* WHAT YOU HAVE TO DO: Could you write out every record below exactly, leaving out any pictures?

* DATA FOR THIS TASK:
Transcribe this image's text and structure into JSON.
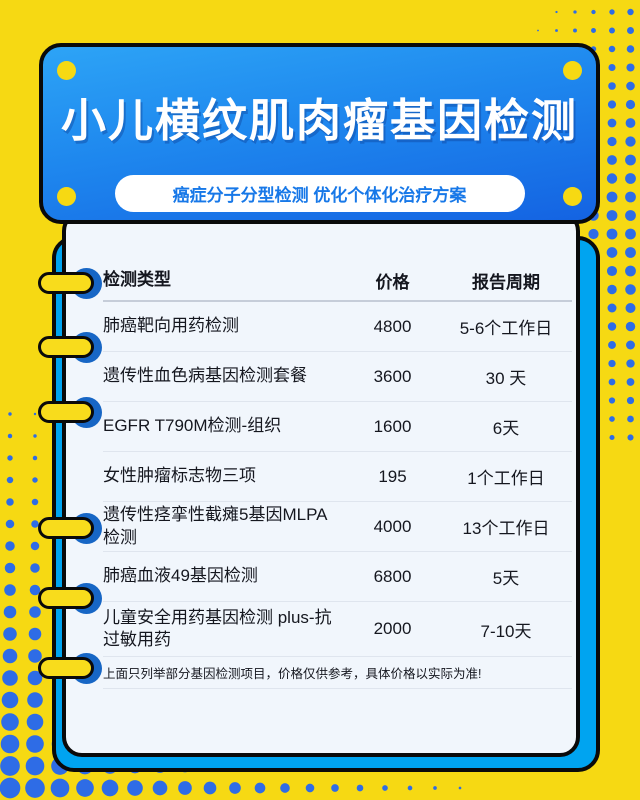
{
  "poster": {
    "title": "小儿横纹肌肉瘤基因检测",
    "subtitle": "癌症分子分型检测 优化个体化治疗方案"
  },
  "table": {
    "columns": {
      "type": "检测类型",
      "price": "价格",
      "period": "报告周期"
    },
    "rows": [
      {
        "name": "肺癌靶向用药检测",
        "price": "4800",
        "period": "5-6个工作日"
      },
      {
        "name": "遗传性血色病基因检测套餐",
        "price": "3600",
        "period": "30 天"
      },
      {
        "name": "EGFR T790M检测-组织",
        "price": "1600",
        "period": "6天"
      },
      {
        "name": "女性肿瘤标志物三项",
        "price": "195",
        "period": "1个工作日"
      },
      {
        "name": "遗传性痉挛性截瘫5基因MLPA检测",
        "price": "4000",
        "period": "13个工作日"
      },
      {
        "name": "肺癌血液49基因检测",
        "price": "6800",
        "period": "5天"
      },
      {
        "name": "儿童安全用药基因检测 plus-抗过敏用药",
        "price": "2000",
        "period": "7-10天"
      }
    ],
    "note": "上面只列举部分基因检测项目，价格仅供参考，具体价格以实际为准!"
  },
  "theme": {
    "background_yellow": "#F6D913",
    "dot_blue": "#2E6CE6",
    "ring_blue": "#1766C5",
    "accent_cyan": "#00A4F0",
    "header_blue_top": "#2DA4F6",
    "header_blue_bottom": "#1463E2",
    "subtitle_blue": "#1778E8",
    "card_bg": "#F1F6FC",
    "text_dark": "#15171F"
  }
}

* WORKED ANSWER:
Transcribe this image's text and structure into JSON.
{
  "poster": {
    "title": "小儿横纹肌肉瘤基因检测",
    "subtitle": "癌症分子分型检测 优化个体化治疗方案"
  },
  "table": {
    "columns": {
      "type": "检测类型",
      "price": "价格",
      "period": "报告周期"
    },
    "rows": [
      {
        "name": "肺癌靶向用药检测",
        "price": "4800",
        "period": "5-6个工作日"
      },
      {
        "name": "遗传性血色病基因检测套餐",
        "price": "3600",
        "period": "30 天"
      },
      {
        "name": "EGFR T790M检测-组织",
        "price": "1600",
        "period": "6天"
      },
      {
        "name": "女性肿瘤标志物三项",
        "price": "195",
        "period": "1个工作日"
      },
      {
        "name": "遗传性痉挛性截瘫5基因MLPA检测",
        "price": "4000",
        "period": "13个工作日"
      },
      {
        "name": "肺癌血液49基因检测",
        "price": "6800",
        "period": "5天"
      },
      {
        "name": "儿童安全用药基因检测 plus-抗过敏用药",
        "price": "2000",
        "period": "7-10天"
      }
    ],
    "note": "上面只列举部分基因检测项目，价格仅供参考，具体价格以实际为准!"
  },
  "theme": {
    "background_yellow": "#F6D913",
    "dot_blue": "#2E6CE6",
    "ring_blue": "#1766C5",
    "accent_cyan": "#00A4F0",
    "header_blue_top": "#2DA4F6",
    "header_blue_bottom": "#1463E2",
    "subtitle_blue": "#1778E8",
    "card_bg": "#F1F6FC",
    "text_dark": "#15171F"
  }
}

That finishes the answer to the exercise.